_Aim of the task_: Tally the lines holding the string "JSON" and reply with that number alone.

(Data entries for graphics)
***
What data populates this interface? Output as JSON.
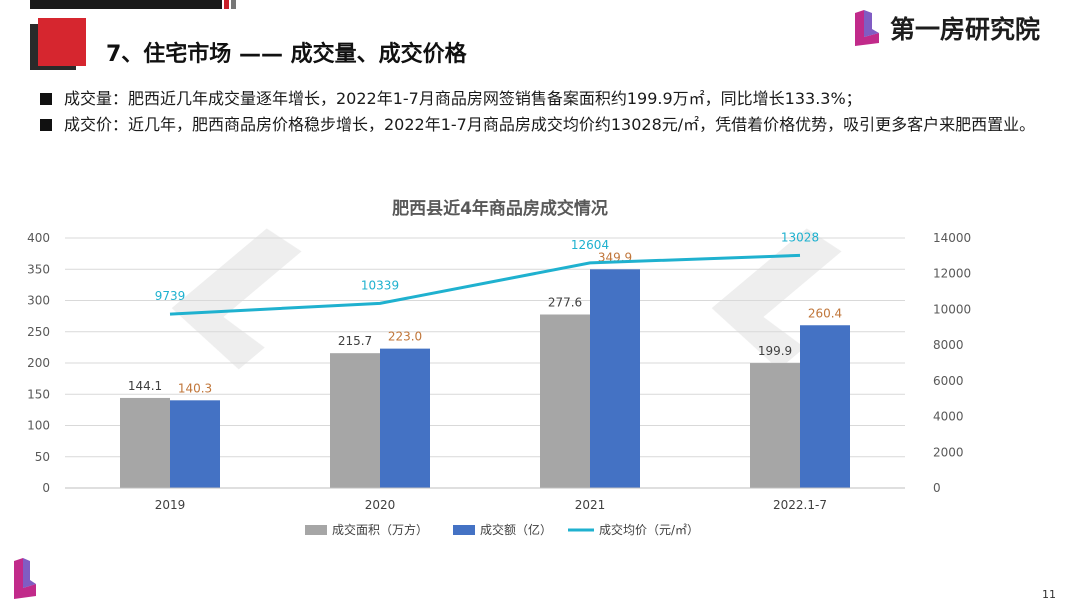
{
  "header": {
    "title": "7、住宅市场 —— 成交量、成交价格",
    "brand_name": "第一房研究院"
  },
  "bullets": [
    {
      "text": "成交量：肥西近几年成交量逐年增长，2022年1-7月商品房网签销售备案面积约199.9万㎡，同比增长133.3%；"
    },
    {
      "text": "成交价：近几年，肥西商品房价格稳步增长，2022年1-7月商品房成交均价约13028元/㎡，凭借着价格优势，吸引更多客户来肥西置业。"
    }
  ],
  "page_number": "11",
  "colors": {
    "accent": "#d6262f",
    "gray_bar": "#a6a6a6",
    "blue_bar": "#4472c4",
    "line": "#1fb1cf"
  },
  "chart_data": {
    "type": "bar",
    "title": "肥西县近4年商品房成交情况",
    "categories": [
      "2019",
      "2020",
      "2021",
      "2022.1-7"
    ],
    "series": [
      {
        "name": "成交面积（万方）",
        "type": "bar",
        "axis": "left",
        "values": [
          144.1,
          215.7,
          277.6,
          199.9
        ],
        "labels": [
          "144.1",
          "215.7",
          "277.6",
          "199.9"
        ]
      },
      {
        "name": "成交额（亿）",
        "type": "bar",
        "axis": "left",
        "values": [
          140.3,
          223.0,
          349.9,
          260.4
        ],
        "labels": [
          "140.3",
          "223.0",
          "349.9",
          "260.4"
        ]
      },
      {
        "name": "成交均价（元/㎡）",
        "type": "line",
        "axis": "right",
        "values": [
          9739,
          10339,
          12604,
          13028
        ],
        "labels": [
          "9739",
          "10339",
          "12604",
          "13028"
        ]
      }
    ],
    "y_left": {
      "min": 0,
      "max": 400,
      "step": 50,
      "ticks": [
        "0",
        "50",
        "100",
        "150",
        "200",
        "250",
        "300",
        "350",
        "400"
      ]
    },
    "y_right": {
      "min": 0,
      "max": 14000,
      "step": 2000,
      "ticks": [
        "0",
        "2000",
        "4000",
        "6000",
        "8000",
        "10000",
        "12000",
        "14000"
      ]
    },
    "grid": true,
    "legend_position": "bottom"
  }
}
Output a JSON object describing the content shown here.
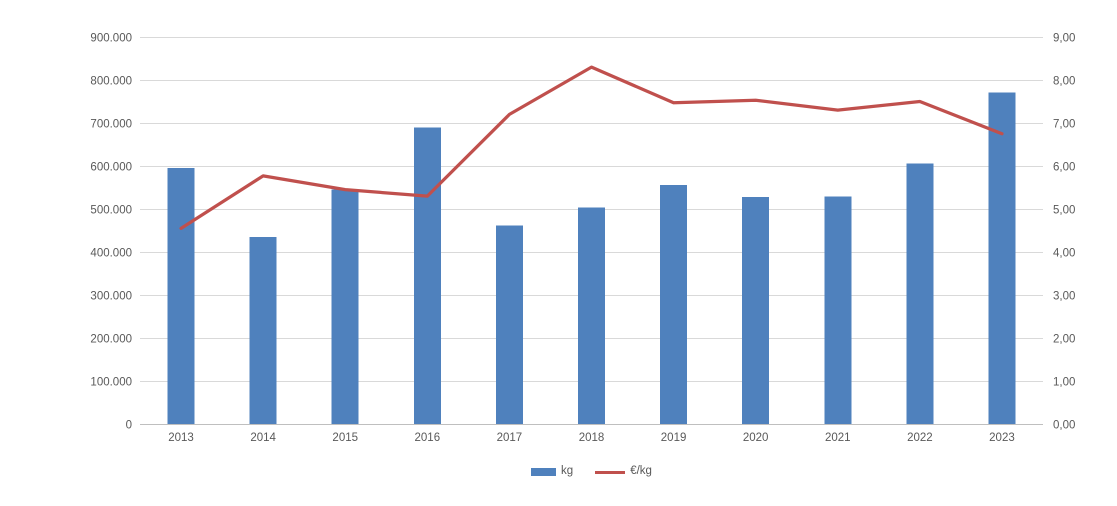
{
  "chart_data": {
    "type": "combo",
    "title": "",
    "categories": [
      "2013",
      "2014",
      "2015",
      "2016",
      "2017",
      "2018",
      "2019",
      "2020",
      "2021",
      "2022",
      "2023"
    ],
    "series": [
      {
        "name": "kg",
        "type": "bar",
        "axis": "left",
        "color": "#4f81bd",
        "values": [
          595000,
          435000,
          545000,
          690000,
          462000,
          503000,
          556000,
          528000,
          529000,
          606000,
          771000
        ]
      },
      {
        "name": "€/kg",
        "type": "line",
        "axis": "right",
        "color": "#c0504d",
        "values": [
          4.55,
          5.77,
          5.45,
          5.3,
          7.2,
          8.3,
          7.47,
          7.53,
          7.3,
          7.5,
          6.75
        ]
      }
    ],
    "left_axis": {
      "min": 0,
      "max": 900000,
      "tick_step": 100000,
      "tick_labels": [
        "0",
        "100.000",
        "200.000",
        "300.000",
        "400.000",
        "500.000",
        "600.000",
        "700.000",
        "800.000",
        "900.000"
      ]
    },
    "right_axis": {
      "min": 0,
      "max": 9,
      "tick_step": 1,
      "tick_labels": [
        "0,00",
        "1,00",
        "2,00",
        "3,00",
        "4,00",
        "5,00",
        "6,00",
        "7,00",
        "8,00",
        "9,00"
      ]
    },
    "legend": {
      "position": "bottom",
      "entries": [
        "kg",
        "€/kg"
      ]
    },
    "grid": true,
    "colors": {
      "gridline": "#d9d9d9",
      "axis_line": "#bfbfbf",
      "label_text": "#595959",
      "background": "#ffffff"
    }
  }
}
***
_Exercise response_: 2